→ WHAT IS NEEDED
Transcribe the records that follow in their entirety, omitting any pictures.

→ GIVEN RECORDS
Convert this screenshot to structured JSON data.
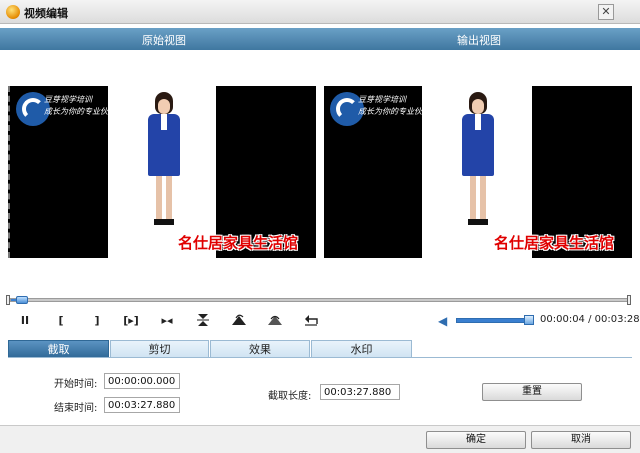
{
  "window": {
    "title": "视频编辑",
    "close_glyph": "✕"
  },
  "views": {
    "original_label": "原始视图",
    "output_label": "输出视图"
  },
  "video": {
    "caption": "名仕居家具生活馆",
    "logo_line1": "豆芽视学培训",
    "logo_line2": "成长为你的专业伙伴"
  },
  "playback": {
    "pause_glyph": "II",
    "mark_in_glyph": "[",
    "mark_out_glyph": "]",
    "play_selection_glyph": "[▸]",
    "step_glyph": "▸◂",
    "icons": [
      "pause-icon",
      "mark-in-icon",
      "mark-out-icon",
      "play-selection-icon",
      "step-icon",
      "split-icon",
      "rotate-icon",
      "flip-icon",
      "undo-icon"
    ],
    "current_time": "00:00:04",
    "total_time": "00:03:28",
    "time_separator": "/",
    "volume_level": 0.95,
    "progress_fraction": 0.02
  },
  "tabs": [
    "截取",
    "剪切",
    "效果",
    "水印"
  ],
  "trim": {
    "start_label": "开始时间:",
    "start_value": "00:00:00.000",
    "end_label": "结束时间:",
    "end_value": "00:03:27.880",
    "length_label": "截取长度:",
    "length_value": "00:03:27.880",
    "reset_label": "重置"
  },
  "footer": {
    "ok_label": "确定",
    "cancel_label": "取消"
  },
  "colors": {
    "accent": "#3f77a0",
    "caption_red": "#e00000",
    "tab_active": "#2f6896"
  }
}
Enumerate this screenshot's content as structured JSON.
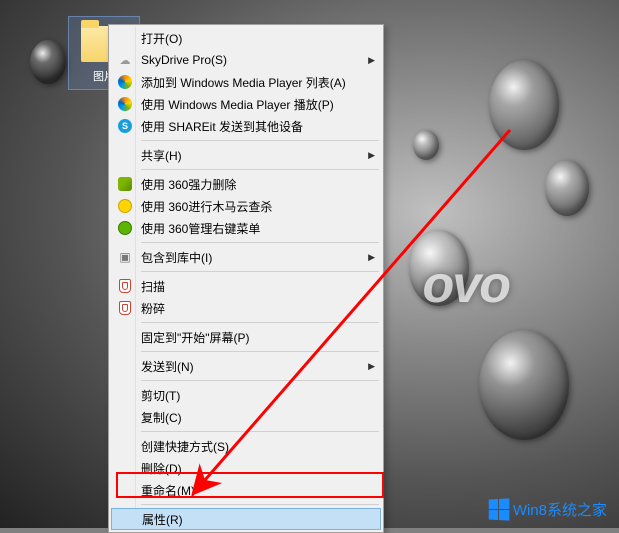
{
  "folder": {
    "label": "图片"
  },
  "menu": {
    "open": "打开(O)",
    "skydrive": "SkyDrive Pro(S)",
    "wmp_add": "添加到 Windows Media Player 列表(A)",
    "wmp_play": "使用 Windows Media Player 播放(P)",
    "shareit": "使用 SHAREit 发送到其他设备",
    "share": "共享(H)",
    "del360": "使用 360强力删除",
    "scan360": "使用 360进行木马云查杀",
    "mgr360": "使用 360管理右键菜单",
    "include_lib": "包含到库中(I)",
    "shield_scan": "扫描",
    "shield_shred": "粉碎",
    "pin_start": "固定到\"开始\"屏幕(P)",
    "send_to": "发送到(N)",
    "cut": "剪切(T)",
    "copy": "复制(C)",
    "shortcut": "创建快捷方式(S)",
    "delete": "删除(D)",
    "rename": "重命名(M)",
    "properties": "属性(R)"
  },
  "branding": {
    "lenovo": "ovo",
    "win8": "Win8系统之家"
  }
}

→ EXERCISE SOLUTION
Convert this screenshot to structured JSON data.
{
  "window": {
    "title": "视频编辑",
    "close_glyph": "✕"
  },
  "views": {
    "original_label": "原始视图",
    "output_label": "输出视图"
  },
  "video": {
    "caption": "名仕居家具生活馆",
    "logo_line1": "豆芽视学培训",
    "logo_line2": "成长为你的专业伙伴"
  },
  "playback": {
    "pause_glyph": "II",
    "mark_in_glyph": "[",
    "mark_out_glyph": "]",
    "play_selection_glyph": "[▸]",
    "step_glyph": "▸◂",
    "icons": [
      "pause-icon",
      "mark-in-icon",
      "mark-out-icon",
      "play-selection-icon",
      "step-icon",
      "split-icon",
      "rotate-icon",
      "flip-icon",
      "undo-icon"
    ],
    "current_time": "00:00:04",
    "total_time": "00:03:28",
    "time_separator": "/",
    "volume_level": 0.95,
    "progress_fraction": 0.02
  },
  "tabs": [
    "截取",
    "剪切",
    "效果",
    "水印"
  ],
  "trim": {
    "start_label": "开始时间:",
    "start_value": "00:00:00.000",
    "end_label": "结束时间:",
    "end_value": "00:03:27.880",
    "length_label": "截取长度:",
    "length_value": "00:03:27.880",
    "reset_label": "重置"
  },
  "footer": {
    "ok_label": "确定",
    "cancel_label": "取消"
  },
  "colors": {
    "accent": "#3f77a0",
    "caption_red": "#e00000",
    "tab_active": "#2f6896"
  }
}
Enumerate this screenshot's content as structured JSON.
{
  "folder": {
    "label": "图片"
  },
  "menu": {
    "open": "打开(O)",
    "skydrive": "SkyDrive Pro(S)",
    "wmp_add": "添加到 Windows Media Player 列表(A)",
    "wmp_play": "使用 Windows Media Player 播放(P)",
    "shareit": "使用 SHAREit 发送到其他设备",
    "share": "共享(H)",
    "del360": "使用 360强力删除",
    "scan360": "使用 360进行木马云查杀",
    "mgr360": "使用 360管理右键菜单",
    "include_lib": "包含到库中(I)",
    "shield_scan": "扫描",
    "shield_shred": "粉碎",
    "pin_start": "固定到\"开始\"屏幕(P)",
    "send_to": "发送到(N)",
    "cut": "剪切(T)",
    "copy": "复制(C)",
    "shortcut": "创建快捷方式(S)",
    "delete": "删除(D)",
    "rename": "重命名(M)",
    "properties": "属性(R)"
  },
  "branding": {
    "lenovo": "ovo",
    "win8": "Win8系统之家"
  }
}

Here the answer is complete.